## TASK PROMPT
Recast the lines of data from the line containing "503, 806, 524]" through the line containing "503, 361, 524]" as a Markdown table with the columns No. and Entry. Give each line its own numbered row and leave out any blank lines.

(Layout data)

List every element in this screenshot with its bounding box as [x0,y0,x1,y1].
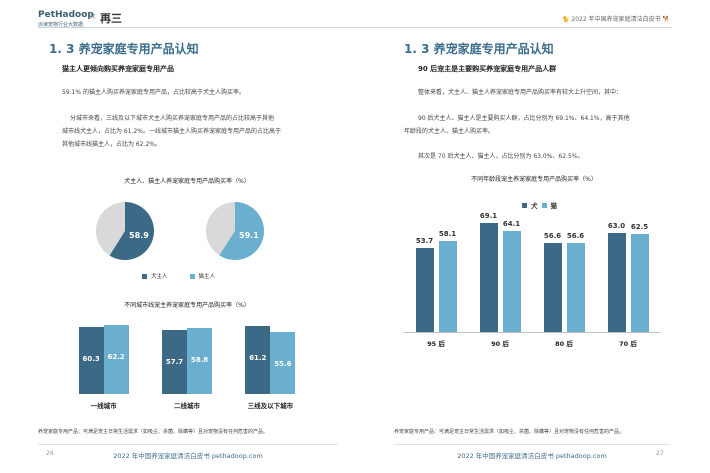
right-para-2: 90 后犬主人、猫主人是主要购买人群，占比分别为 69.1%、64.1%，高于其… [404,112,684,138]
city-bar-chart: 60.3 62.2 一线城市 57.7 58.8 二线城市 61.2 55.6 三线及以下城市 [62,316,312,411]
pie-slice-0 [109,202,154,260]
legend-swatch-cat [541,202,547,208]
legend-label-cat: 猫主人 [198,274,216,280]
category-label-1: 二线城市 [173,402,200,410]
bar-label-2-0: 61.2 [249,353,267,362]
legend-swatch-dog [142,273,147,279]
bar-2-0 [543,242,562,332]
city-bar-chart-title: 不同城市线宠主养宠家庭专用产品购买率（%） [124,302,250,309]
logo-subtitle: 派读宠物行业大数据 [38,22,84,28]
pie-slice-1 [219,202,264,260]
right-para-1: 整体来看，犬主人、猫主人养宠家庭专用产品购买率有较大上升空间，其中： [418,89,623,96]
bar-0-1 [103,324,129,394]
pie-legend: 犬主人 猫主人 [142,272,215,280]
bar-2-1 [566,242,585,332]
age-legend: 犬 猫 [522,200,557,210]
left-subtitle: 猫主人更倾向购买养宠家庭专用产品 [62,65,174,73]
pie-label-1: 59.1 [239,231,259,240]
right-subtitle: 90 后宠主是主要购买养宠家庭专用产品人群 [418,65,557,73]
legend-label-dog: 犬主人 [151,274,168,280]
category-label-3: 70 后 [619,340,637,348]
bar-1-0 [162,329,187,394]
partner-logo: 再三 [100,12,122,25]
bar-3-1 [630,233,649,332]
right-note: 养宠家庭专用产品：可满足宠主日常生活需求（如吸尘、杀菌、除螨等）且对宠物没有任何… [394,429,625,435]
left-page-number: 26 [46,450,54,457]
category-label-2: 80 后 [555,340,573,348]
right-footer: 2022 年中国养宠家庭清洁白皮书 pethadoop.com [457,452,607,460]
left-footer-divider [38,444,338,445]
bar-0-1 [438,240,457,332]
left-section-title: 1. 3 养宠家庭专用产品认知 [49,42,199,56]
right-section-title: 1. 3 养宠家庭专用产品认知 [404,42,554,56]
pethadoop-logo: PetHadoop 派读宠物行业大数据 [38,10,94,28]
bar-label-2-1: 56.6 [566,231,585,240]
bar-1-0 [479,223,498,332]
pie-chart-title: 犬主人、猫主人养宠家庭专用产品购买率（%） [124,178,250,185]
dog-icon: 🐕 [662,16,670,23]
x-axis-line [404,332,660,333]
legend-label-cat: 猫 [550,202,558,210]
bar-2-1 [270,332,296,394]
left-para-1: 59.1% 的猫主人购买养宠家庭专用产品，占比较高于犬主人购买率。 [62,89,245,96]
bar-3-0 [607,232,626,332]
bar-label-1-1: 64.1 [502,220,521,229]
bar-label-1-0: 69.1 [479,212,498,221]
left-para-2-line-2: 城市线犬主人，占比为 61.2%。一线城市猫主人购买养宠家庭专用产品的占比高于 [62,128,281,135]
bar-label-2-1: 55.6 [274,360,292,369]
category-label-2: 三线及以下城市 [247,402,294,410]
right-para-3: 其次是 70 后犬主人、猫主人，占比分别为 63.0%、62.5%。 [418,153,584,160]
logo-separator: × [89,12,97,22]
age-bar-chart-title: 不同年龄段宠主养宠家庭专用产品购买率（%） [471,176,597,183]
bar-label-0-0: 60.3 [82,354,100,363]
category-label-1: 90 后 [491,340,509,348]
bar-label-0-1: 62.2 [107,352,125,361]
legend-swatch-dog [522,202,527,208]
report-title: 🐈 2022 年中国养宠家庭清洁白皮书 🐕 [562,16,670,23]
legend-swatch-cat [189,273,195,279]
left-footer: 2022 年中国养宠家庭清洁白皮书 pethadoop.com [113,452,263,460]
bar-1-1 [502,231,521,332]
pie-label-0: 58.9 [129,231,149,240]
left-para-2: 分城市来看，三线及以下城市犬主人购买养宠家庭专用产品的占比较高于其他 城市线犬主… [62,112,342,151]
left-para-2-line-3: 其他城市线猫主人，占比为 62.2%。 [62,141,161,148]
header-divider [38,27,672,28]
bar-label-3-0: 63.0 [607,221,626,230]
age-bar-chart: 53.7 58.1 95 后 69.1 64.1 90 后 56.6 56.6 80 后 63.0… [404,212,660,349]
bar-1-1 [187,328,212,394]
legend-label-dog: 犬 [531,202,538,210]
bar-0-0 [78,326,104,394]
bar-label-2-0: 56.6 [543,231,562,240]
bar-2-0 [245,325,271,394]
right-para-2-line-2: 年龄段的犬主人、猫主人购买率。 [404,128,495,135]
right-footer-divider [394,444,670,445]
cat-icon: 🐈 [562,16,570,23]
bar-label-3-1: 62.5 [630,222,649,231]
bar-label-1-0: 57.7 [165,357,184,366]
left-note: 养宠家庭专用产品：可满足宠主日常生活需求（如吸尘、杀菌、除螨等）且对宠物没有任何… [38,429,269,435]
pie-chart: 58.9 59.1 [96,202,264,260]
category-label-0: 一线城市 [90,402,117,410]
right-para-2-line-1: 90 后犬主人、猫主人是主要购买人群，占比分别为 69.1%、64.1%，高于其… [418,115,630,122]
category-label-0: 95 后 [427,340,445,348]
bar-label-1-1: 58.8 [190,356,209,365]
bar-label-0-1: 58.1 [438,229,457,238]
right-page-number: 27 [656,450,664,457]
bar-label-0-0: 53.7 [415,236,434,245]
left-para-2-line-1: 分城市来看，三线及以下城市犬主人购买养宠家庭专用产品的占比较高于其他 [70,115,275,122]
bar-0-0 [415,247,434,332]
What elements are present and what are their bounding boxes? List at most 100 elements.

--

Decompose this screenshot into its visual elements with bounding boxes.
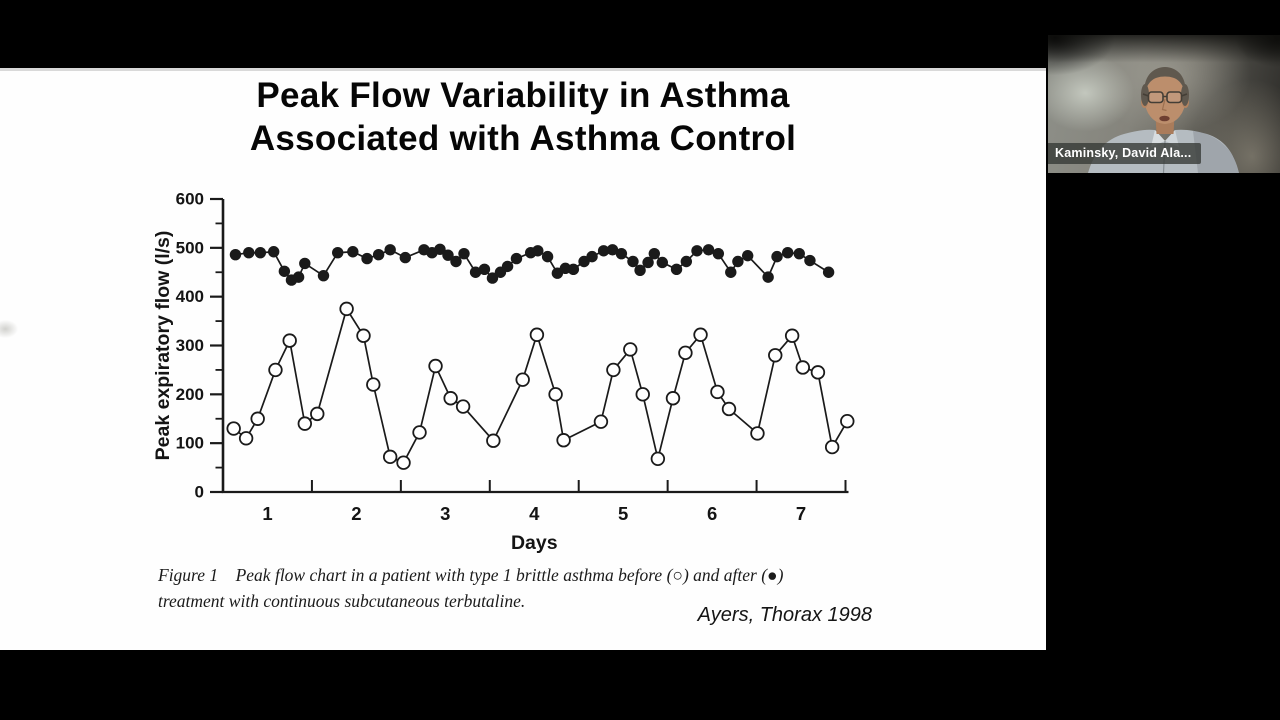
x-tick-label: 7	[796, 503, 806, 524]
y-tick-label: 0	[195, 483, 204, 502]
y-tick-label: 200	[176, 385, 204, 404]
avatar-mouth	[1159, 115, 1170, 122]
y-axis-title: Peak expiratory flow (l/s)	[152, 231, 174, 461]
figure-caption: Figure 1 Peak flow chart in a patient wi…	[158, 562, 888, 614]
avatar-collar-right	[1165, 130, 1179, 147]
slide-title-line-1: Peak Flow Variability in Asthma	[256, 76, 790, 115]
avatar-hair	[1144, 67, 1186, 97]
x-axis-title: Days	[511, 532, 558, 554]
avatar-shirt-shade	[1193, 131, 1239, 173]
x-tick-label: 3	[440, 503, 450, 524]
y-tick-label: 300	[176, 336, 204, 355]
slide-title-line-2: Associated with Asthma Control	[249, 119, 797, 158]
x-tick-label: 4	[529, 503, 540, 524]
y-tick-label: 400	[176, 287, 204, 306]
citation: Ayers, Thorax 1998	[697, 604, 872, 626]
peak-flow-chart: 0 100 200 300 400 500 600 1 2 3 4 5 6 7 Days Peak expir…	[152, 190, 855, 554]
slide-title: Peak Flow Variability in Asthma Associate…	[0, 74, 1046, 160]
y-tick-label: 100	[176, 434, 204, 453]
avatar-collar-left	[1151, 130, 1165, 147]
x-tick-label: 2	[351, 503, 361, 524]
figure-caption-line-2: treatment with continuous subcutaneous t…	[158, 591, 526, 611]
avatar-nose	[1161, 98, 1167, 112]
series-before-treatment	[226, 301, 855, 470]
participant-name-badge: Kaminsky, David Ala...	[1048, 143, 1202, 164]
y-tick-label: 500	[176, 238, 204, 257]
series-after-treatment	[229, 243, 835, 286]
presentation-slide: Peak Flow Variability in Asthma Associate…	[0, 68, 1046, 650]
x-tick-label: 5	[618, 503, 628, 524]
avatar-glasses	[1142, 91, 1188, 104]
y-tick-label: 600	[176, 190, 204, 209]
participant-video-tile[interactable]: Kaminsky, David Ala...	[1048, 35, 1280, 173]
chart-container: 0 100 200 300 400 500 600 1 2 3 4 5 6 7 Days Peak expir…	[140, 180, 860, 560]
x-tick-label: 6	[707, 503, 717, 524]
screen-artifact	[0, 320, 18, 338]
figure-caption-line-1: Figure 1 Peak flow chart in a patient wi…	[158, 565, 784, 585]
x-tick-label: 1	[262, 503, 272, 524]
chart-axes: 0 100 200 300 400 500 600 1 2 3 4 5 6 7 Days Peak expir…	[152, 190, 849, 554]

## ANSWER TO THE PROBLEM
| No. | Entry |
|---|---|
| 1 | x-tick-label: 7	[796, 503, 806, 524] |
| 2 | y-tick-label: 0	[195, 483, 204, 502] |
| 3 | y-tick-label: 200	[176, 385, 204, 404] |
| 4 | avatar-mouth	[1159, 115, 1170, 122] |
| 5 | y-axis-title: Peak expiratory flow (l/s)	[152, 231, 174, 461] |
| 6 | figure-caption: Figure 1 Peak flow chart in a patient wi…	[158, 562, 888, 614] |
| 7 | avatar-collar-right	[1165, 130, 1179, 147] |
| 8 | slide-title-line-1: Peak Flow Variability in Asthma	[256, 76, 790, 115] |
| 9 | avatar-hair	[1144, 67, 1186, 97] |
| 10 | x-axis-title: Days	[511, 532, 558, 554] |
| 11 | avatar-shirt-shade	[1193, 131, 1239, 173] |
| 12 | x-tick-label: 3	[440, 503, 450, 524] |
| 13 | y-tick-label: 300	[176, 336, 204, 355] |
| 14 | slide-title-line-2: Associated with Asthma Control	[249, 119, 797, 158] |
| 15 | x-tick-label: 4	[529, 503, 540, 524] |
| 16 | y-tick-label: 400	[176, 287, 204, 306] |
| 17 | citation: Ayers, Thorax 1998	[697, 604, 872, 626] |
| 18 | peak-flow-chart: 0 100 200 300 400 500 600 1 2 3 4 5 6 7 Days Peak expir…	[152, 190, 855, 554] |
| 19 | slide-title: Peak Flow Variability in Asthma Associate…	[0, 74, 1046, 160] |
| 20 | y-tick-label: 100	[176, 434, 204, 453] |
| 21 | avatar-collar-left	[1151, 130, 1165, 147] |
| 22 | x-tick-label: 2	[351, 503, 361, 524] |